----- Stored data -----
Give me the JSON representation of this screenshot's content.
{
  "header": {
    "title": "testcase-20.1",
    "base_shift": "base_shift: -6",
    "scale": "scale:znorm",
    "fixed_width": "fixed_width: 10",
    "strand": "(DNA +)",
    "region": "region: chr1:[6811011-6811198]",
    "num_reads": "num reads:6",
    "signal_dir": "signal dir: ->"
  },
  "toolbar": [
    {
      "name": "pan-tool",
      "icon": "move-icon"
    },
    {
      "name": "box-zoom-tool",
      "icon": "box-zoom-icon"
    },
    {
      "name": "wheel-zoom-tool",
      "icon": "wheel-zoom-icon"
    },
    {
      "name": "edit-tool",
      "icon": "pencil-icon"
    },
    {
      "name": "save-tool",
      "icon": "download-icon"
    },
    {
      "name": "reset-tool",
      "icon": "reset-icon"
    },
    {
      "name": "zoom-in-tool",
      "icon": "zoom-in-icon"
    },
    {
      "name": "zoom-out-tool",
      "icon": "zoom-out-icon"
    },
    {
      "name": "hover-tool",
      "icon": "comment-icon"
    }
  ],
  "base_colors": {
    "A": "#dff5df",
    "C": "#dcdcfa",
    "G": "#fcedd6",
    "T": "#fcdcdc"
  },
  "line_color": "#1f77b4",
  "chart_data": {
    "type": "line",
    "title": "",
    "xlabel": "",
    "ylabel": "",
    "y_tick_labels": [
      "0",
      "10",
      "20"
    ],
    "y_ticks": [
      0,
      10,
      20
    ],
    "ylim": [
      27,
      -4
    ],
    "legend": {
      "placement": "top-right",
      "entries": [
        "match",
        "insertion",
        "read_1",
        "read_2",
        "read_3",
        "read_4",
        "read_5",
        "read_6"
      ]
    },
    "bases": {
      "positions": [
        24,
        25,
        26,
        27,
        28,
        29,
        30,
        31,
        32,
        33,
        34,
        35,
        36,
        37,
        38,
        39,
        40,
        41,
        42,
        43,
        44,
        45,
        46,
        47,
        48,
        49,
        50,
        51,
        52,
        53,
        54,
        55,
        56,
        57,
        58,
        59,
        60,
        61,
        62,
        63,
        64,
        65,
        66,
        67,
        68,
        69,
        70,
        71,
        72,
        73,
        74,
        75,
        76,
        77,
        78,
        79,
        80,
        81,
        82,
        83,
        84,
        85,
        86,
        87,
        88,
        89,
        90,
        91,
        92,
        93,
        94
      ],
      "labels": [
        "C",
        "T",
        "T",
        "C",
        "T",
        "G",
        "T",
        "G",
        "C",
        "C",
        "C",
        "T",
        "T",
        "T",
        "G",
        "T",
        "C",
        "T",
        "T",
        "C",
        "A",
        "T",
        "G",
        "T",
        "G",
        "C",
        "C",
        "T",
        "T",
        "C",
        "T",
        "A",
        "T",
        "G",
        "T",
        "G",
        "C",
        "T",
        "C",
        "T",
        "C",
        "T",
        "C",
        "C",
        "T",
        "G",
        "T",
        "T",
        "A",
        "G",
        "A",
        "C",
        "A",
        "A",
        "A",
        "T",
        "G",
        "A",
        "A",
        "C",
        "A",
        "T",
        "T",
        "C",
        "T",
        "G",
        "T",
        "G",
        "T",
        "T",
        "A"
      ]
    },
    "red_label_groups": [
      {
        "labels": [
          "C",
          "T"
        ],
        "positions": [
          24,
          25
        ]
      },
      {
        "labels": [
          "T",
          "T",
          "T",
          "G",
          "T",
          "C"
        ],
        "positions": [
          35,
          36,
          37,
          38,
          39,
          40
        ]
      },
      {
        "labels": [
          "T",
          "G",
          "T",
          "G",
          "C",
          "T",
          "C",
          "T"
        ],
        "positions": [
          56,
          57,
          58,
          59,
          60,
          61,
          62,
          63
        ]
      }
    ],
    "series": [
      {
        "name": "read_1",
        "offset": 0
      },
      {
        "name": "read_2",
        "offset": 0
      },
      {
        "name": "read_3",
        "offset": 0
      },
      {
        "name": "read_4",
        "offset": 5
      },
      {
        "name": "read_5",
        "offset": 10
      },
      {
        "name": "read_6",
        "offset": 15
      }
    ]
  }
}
-----
__Instruction__
Search the data for "icon". Copy every line that has it.

__Reply__
      "icon": "move-icon"
      "icon": "box-zoom-icon"
      "icon": "wheel-zoom-icon"
      "icon": "pencil-icon"
      "icon": "download-icon"
      "icon": "reset-icon"
      "icon": "zoom-in-icon"
      "icon": "zoom-out-icon"
      "icon": "comment-icon"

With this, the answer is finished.